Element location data
::::::::::
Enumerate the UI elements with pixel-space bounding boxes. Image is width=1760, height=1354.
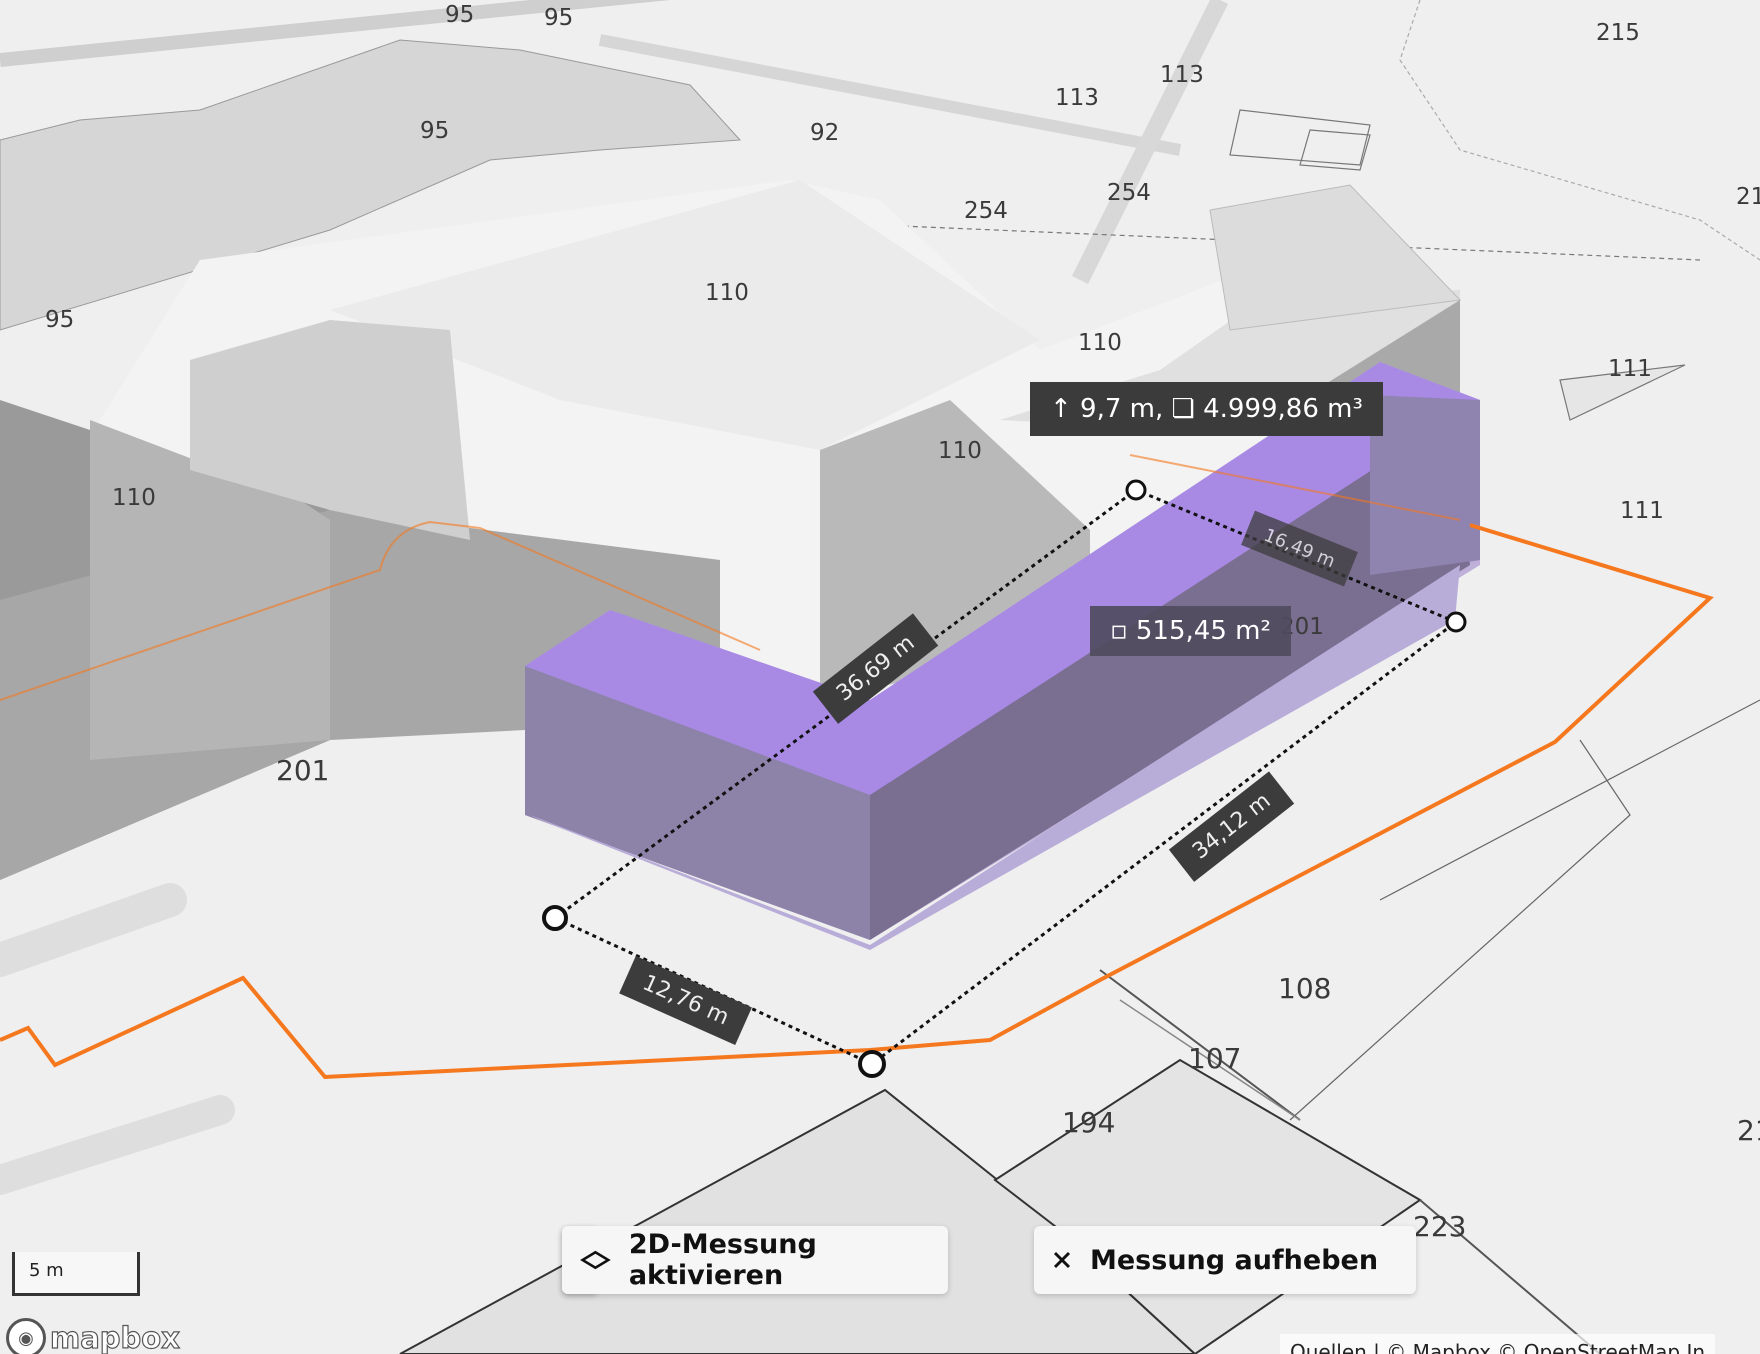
clear-measurement-button[interactable]: Messung aufheben (1034, 1226, 1416, 1294)
vertex-handle[interactable] (542, 905, 568, 931)
parcel-label: 107 (1188, 1042, 1241, 1075)
area-label: ▫ 515,45 m² (1090, 606, 1291, 656)
parcel-label: 110 (112, 485, 156, 511)
mapbox-logo[interactable]: ◉ mapbox (6, 1318, 181, 1354)
parcel-label: 92 (810, 120, 839, 146)
parcel-label: 110 (705, 280, 749, 306)
scale-bar: 5 m (12, 1252, 140, 1296)
vertex-handle[interactable] (1125, 479, 1147, 501)
parcel-label: 194 (1062, 1106, 1115, 1139)
parcel-label: 108 (1278, 972, 1331, 1005)
parcel-label: 223 (1413, 1210, 1466, 1243)
map-viewport[interactable]: 95 95 95 95 92 113 113 215 215 254 254 1… (0, 0, 1760, 1354)
vertex-handle[interactable] (858, 1050, 886, 1078)
parcel-label: 113 (1055, 85, 1099, 111)
activate-2d-measure-label: 2D-Messung aktivieren (628, 1229, 817, 1291)
scale-bar-label: 5 m (29, 1260, 64, 1281)
parcel-label: 113 (1160, 62, 1204, 88)
vertex-handle[interactable] (1445, 611, 1467, 633)
parcel-label: 201 (276, 754, 329, 787)
map-attribution[interactable]: Quellen | © Mapbox © OpenStreetMap In (1280, 1334, 1716, 1354)
parcel-label: 110 (1078, 330, 1122, 356)
activate-2d-measure-button[interactable]: 2D-Messung aktivieren (562, 1226, 948, 1294)
parcel-label: 111 (1608, 356, 1652, 382)
clear-measurement-label: Messung aufheben (1090, 1244, 1379, 1276)
close-icon (1053, 1251, 1071, 1269)
parcel-label: 95 (420, 118, 449, 144)
parcel-label: 95 (445, 2, 474, 28)
diamond-outline-icon (580, 1250, 611, 1270)
parcel-label: 95 (45, 307, 74, 333)
parcel-label: 110 (938, 438, 982, 464)
volume-tooltip: ↑ 9,7 m, ❏ 4.999,86 m³ (1030, 382, 1383, 436)
mapbox-logo-icon: ◉ (6, 1318, 46, 1354)
parcel-label: 111 (1620, 498, 1664, 524)
parcel-label: 95 (544, 5, 573, 31)
mapbox-logo-text: mapbox (49, 1320, 180, 1354)
parcel-label: 254 (964, 198, 1008, 224)
parcel-label: 215 (1596, 20, 1640, 46)
parcel-label: 254 (1107, 180, 1151, 206)
parcel-label: 215 (1736, 184, 1760, 210)
parcel-label: 21 (1737, 1114, 1760, 1147)
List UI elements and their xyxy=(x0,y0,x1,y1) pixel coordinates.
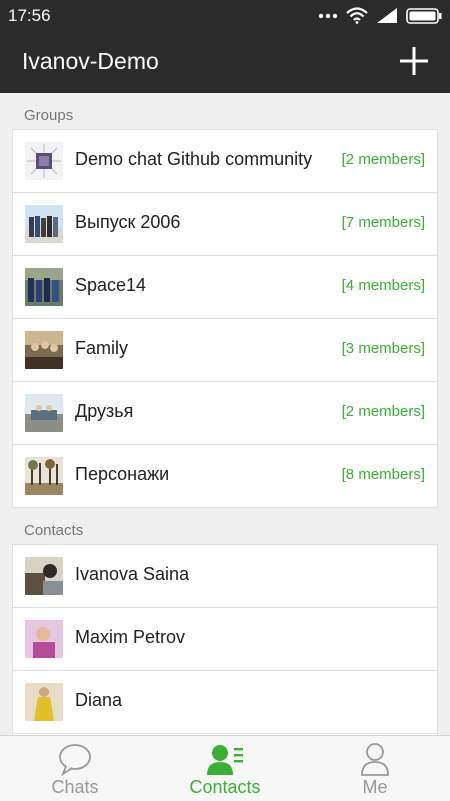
group-member-count: [3 members] xyxy=(341,340,425,357)
app-bar: Ivanov-Demo xyxy=(0,31,450,93)
group-name: Demo chat Github community xyxy=(75,149,313,169)
group-row[interactable]: Персонажи [8 members] xyxy=(13,445,437,508)
person-icon xyxy=(361,743,389,776)
group-name: Space14 xyxy=(75,275,147,295)
group-row[interactable]: Выпуск 2006 [7 members] xyxy=(13,193,437,256)
contact-row[interactable]: Maxim Petrov xyxy=(13,608,437,671)
group-avatar-chip xyxy=(25,142,63,180)
signal-dots-icon xyxy=(318,13,338,18)
contacts-list[interactable]: Groups Demo chat Github community [2 mem… xyxy=(0,93,450,735)
contact-avatar-photo xyxy=(25,557,63,595)
group-row[interactable]: Demo chat Github community [2 members] xyxy=(13,130,437,193)
tab-chats[interactable]: Chats xyxy=(0,736,150,801)
chat-bubble-icon xyxy=(59,744,91,776)
group-name: Выпуск 2006 xyxy=(75,212,181,232)
bottom-nav: Chats Contacts Me xyxy=(0,735,450,801)
tab-contacts[interactable]: Contacts xyxy=(150,736,300,801)
wifi-icon xyxy=(346,7,368,24)
group-member-count: [8 members] xyxy=(341,466,425,483)
tab-label: Me xyxy=(362,777,388,797)
group-name: Друзья xyxy=(75,401,134,421)
status-icons xyxy=(318,7,442,24)
group-name: Family xyxy=(75,338,128,358)
page-title: Ivanov-Demo xyxy=(22,48,159,74)
contacts-section-header: Contacts xyxy=(24,522,84,539)
group-member-count: [4 members] xyxy=(341,277,425,294)
contacts-icon xyxy=(207,745,243,775)
tab-label: Chats xyxy=(51,777,99,797)
contact-name: Diana xyxy=(75,690,123,710)
status-bar: 17:56 xyxy=(0,0,450,31)
group-avatar-photo xyxy=(25,205,63,243)
status-time: 17:56 xyxy=(8,6,51,25)
group-name: Персонажи xyxy=(75,464,170,484)
contact-name: Maxim Petrov xyxy=(75,627,186,647)
contact-avatar-photo xyxy=(25,683,63,721)
group-member-count: [2 members] xyxy=(341,403,425,420)
contact-row[interactable]: Ivanova Saina xyxy=(13,545,437,608)
contact-name: Ivanova Saina xyxy=(75,564,190,584)
contact-row[interactable]: Diana xyxy=(13,671,437,734)
group-avatar-photo xyxy=(25,331,63,369)
groups-card: Demo chat Github community [2 members] В… xyxy=(12,129,438,508)
group-row[interactable]: Space14 [4 members] xyxy=(13,256,437,319)
battery-icon xyxy=(406,7,442,24)
tab-me[interactable]: Me xyxy=(300,736,450,801)
cell-signal-icon xyxy=(377,8,397,23)
group-member-count: [7 members] xyxy=(341,214,425,231)
group-row[interactable]: Family [3 members] xyxy=(13,319,437,382)
group-avatar-photo xyxy=(25,394,63,432)
contact-avatar-photo xyxy=(25,620,63,658)
add-icon[interactable] xyxy=(398,45,430,77)
contacts-card: Ivanova Saina Maxim Petrov Diana xyxy=(12,544,438,735)
group-avatar-photo xyxy=(25,457,63,495)
group-member-count: [2 members] xyxy=(341,151,425,168)
group-row[interactable]: Друзья [2 members] xyxy=(13,382,437,445)
group-avatar-photo xyxy=(25,268,63,306)
groups-section-header: Groups xyxy=(24,107,74,124)
tab-label: Contacts xyxy=(189,777,261,797)
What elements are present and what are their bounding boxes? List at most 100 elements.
::::::::::
_Directions for this task_. Output all of the records above verbatim, leaving out the pictures.

_Worked answer_.
Enumerate the UI elements with pixel-space bounding boxes. Image is width=1760, height=1354.
clear-measurement-button[interactable]: Messung aufheben (1034, 1226, 1416, 1294)
vertex-handle[interactable] (542, 905, 568, 931)
parcel-label: 107 (1188, 1042, 1241, 1075)
area-label: ▫ 515,45 m² (1090, 606, 1291, 656)
parcel-label: 110 (112, 485, 156, 511)
mapbox-logo[interactable]: ◉ mapbox (6, 1318, 181, 1354)
parcel-label: 92 (810, 120, 839, 146)
parcel-label: 110 (705, 280, 749, 306)
scale-bar: 5 m (12, 1252, 140, 1296)
vertex-handle[interactable] (1125, 479, 1147, 501)
parcel-label: 194 (1062, 1106, 1115, 1139)
parcel-label: 108 (1278, 972, 1331, 1005)
parcel-label: 223 (1413, 1210, 1466, 1243)
map-viewport[interactable]: 95 95 95 95 92 113 113 215 215 254 254 1… (0, 0, 1760, 1354)
vertex-handle[interactable] (858, 1050, 886, 1078)
parcel-label: 113 (1055, 85, 1099, 111)
activate-2d-measure-label: 2D-Messung aktivieren (628, 1229, 817, 1291)
scale-bar-label: 5 m (29, 1260, 64, 1281)
parcel-label: 113 (1160, 62, 1204, 88)
vertex-handle[interactable] (1445, 611, 1467, 633)
parcel-label: 201 (276, 754, 329, 787)
map-attribution[interactable]: Quellen | © Mapbox © OpenStreetMap In (1280, 1334, 1716, 1354)
parcel-label: 110 (1078, 330, 1122, 356)
activate-2d-measure-button[interactable]: 2D-Messung aktivieren (562, 1226, 948, 1294)
parcel-label: 111 (1608, 356, 1652, 382)
clear-measurement-label: Messung aufheben (1090, 1244, 1379, 1276)
close-icon (1053, 1251, 1071, 1269)
parcel-label: 95 (420, 118, 449, 144)
parcel-label: 95 (445, 2, 474, 28)
diamond-outline-icon (580, 1250, 611, 1270)
parcel-label: 95 (45, 307, 74, 333)
parcel-label: 110 (938, 438, 982, 464)
volume-tooltip: ↑ 9,7 m, ❏ 4.999,86 m³ (1030, 382, 1383, 436)
mapbox-logo-icon: ◉ (6, 1318, 46, 1354)
parcel-label: 111 (1620, 498, 1664, 524)
parcel-label: 95 (544, 5, 573, 31)
mapbox-logo-text: mapbox (49, 1320, 180, 1354)
parcel-label: 254 (964, 198, 1008, 224)
parcel-label: 215 (1596, 20, 1640, 46)
parcel-label: 254 (1107, 180, 1151, 206)
parcel-label: 215 (1736, 184, 1760, 210)
parcel-label: 21 (1737, 1114, 1760, 1147)
List UI elements and their xyxy=(x0,y0,x1,y1) pixel coordinates.
group-member-count: [3 members] xyxy=(341,340,425,357)
app-bar: Ivanov-Demo xyxy=(0,31,450,93)
group-name: Demo chat Github community xyxy=(75,149,313,169)
group-row[interactable]: Персонажи [8 members] xyxy=(13,445,437,508)
person-icon xyxy=(361,743,389,776)
group-name: Space14 xyxy=(75,275,147,295)
group-row[interactable]: Выпуск 2006 [7 members] xyxy=(13,193,437,256)
contact-row[interactable]: Maxim Petrov xyxy=(13,608,437,671)
group-avatar-chip xyxy=(25,142,63,180)
signal-dots-icon xyxy=(318,13,338,18)
contacts-list[interactable]: Groups Demo chat Github community [2 mem… xyxy=(0,93,450,735)
contact-avatar-photo xyxy=(25,557,63,595)
group-row[interactable]: Demo chat Github community [2 members] xyxy=(13,130,437,193)
tab-chats[interactable]: Chats xyxy=(0,736,150,801)
chat-bubble-icon xyxy=(59,744,91,776)
group-name: Выпуск 2006 xyxy=(75,212,181,232)
bottom-nav: Chats Contacts Me xyxy=(0,735,450,801)
tab-contacts[interactable]: Contacts xyxy=(150,736,300,801)
wifi-icon xyxy=(346,7,368,24)
group-member-count: [8 members] xyxy=(341,466,425,483)
tab-label: Me xyxy=(362,777,388,797)
group-name: Друзья xyxy=(75,401,134,421)
status-icons xyxy=(318,7,442,24)
group-name: Family xyxy=(75,338,128,358)
page-title: Ivanov-Demo xyxy=(22,48,159,74)
contacts-section-header: Contacts xyxy=(24,522,84,539)
group-member-count: [4 members] xyxy=(341,277,425,294)
contacts-icon xyxy=(207,745,243,775)
tab-label: Chats xyxy=(51,777,99,797)
contact-name: Diana xyxy=(75,690,123,710)
status-bar: 17:56 xyxy=(0,0,450,31)
group-avatar-photo xyxy=(25,205,63,243)
status-time: 17:56 xyxy=(8,6,51,25)
group-name: Персонажи xyxy=(75,464,170,484)
contact-name: Maxim Petrov xyxy=(75,627,186,647)
contact-avatar-photo xyxy=(25,683,63,721)
group-member-count: [2 members] xyxy=(341,403,425,420)
contact-row[interactable]: Ivanova Saina xyxy=(13,545,437,608)
contact-name: Ivanova Saina xyxy=(75,564,190,584)
contact-row[interactable]: Diana xyxy=(13,671,437,734)
group-avatar-photo xyxy=(25,331,63,369)
groups-card: Demo chat Github community [2 members] В… xyxy=(12,129,438,508)
group-row[interactable]: Space14 [4 members] xyxy=(13,256,437,319)
battery-icon xyxy=(406,7,442,24)
tab-me[interactable]: Me xyxy=(300,736,450,801)
cell-signal-icon xyxy=(377,8,397,23)
group-member-count: [7 members] xyxy=(341,214,425,231)
group-row[interactable]: Family [3 members] xyxy=(13,319,437,382)
group-avatar-photo xyxy=(25,394,63,432)
contact-avatar-photo xyxy=(25,620,63,658)
add-icon[interactable] xyxy=(398,45,430,77)
contacts-card: Ivanova Saina Maxim Petrov Diana xyxy=(12,544,438,735)
group-avatar-photo xyxy=(25,457,63,495)
group-member-count: [2 members] xyxy=(341,151,425,168)
group-row[interactable]: Друзья [2 members] xyxy=(13,382,437,445)
group-avatar-photo xyxy=(25,268,63,306)
groups-section-header: Groups xyxy=(24,107,74,124)
tab-label: Contacts xyxy=(189,777,261,797)
What elements are present and what are their bounding boxes? List at most 100 elements.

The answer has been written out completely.